> Task brief
Reproduce every record below exactly as it appears.

* Begin Supplied entries *

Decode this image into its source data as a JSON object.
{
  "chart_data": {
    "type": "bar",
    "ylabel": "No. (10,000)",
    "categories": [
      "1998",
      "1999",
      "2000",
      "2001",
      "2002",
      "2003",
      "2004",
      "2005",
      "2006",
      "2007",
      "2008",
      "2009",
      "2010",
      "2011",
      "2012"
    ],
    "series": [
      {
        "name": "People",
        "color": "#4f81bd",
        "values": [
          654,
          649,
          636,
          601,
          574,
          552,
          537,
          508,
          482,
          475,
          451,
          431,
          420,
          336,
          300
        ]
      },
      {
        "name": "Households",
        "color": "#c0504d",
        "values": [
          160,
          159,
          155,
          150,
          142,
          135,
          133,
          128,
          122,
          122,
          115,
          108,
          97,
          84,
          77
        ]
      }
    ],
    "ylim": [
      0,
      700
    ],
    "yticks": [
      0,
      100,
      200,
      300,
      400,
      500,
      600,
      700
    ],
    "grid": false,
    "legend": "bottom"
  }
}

* End Supplied entries *

> Task response
Decode this image into its source data as a JSON object.
{
  "chart_data": {
    "type": "bar",
    "ylabel": "No. (10,000)",
    "categories": [
      "1998",
      "1999",
      "2000",
      "2001",
      "2002",
      "2003",
      "2004",
      "2005",
      "2006",
      "2007",
      "2008",
      "2009",
      "2010",
      "2011",
      "2012"
    ],
    "series": [
      {
        "name": "People",
        "color": "#4f81bd",
        "values": [
          654,
          649,
          636,
          601,
          574,
          552,
          537,
          508,
          482,
          475,
          451,
          431,
          420,
          336,
          300
        ]
      },
      {
        "name": "Households",
        "color": "#c0504d",
        "values": [
          160,
          159,
          155,
          150,
          142,
          135,
          133,
          128,
          122,
          122,
          115,
          108,
          97,
          84,
          77
        ]
      }
    ],
    "ylim": [
      0,
      700
    ],
    "yticks": [
      0,
      100,
      200,
      300,
      400,
      500,
      600,
      700
    ],
    "grid": false,
    "legend": "bottom"
  }
}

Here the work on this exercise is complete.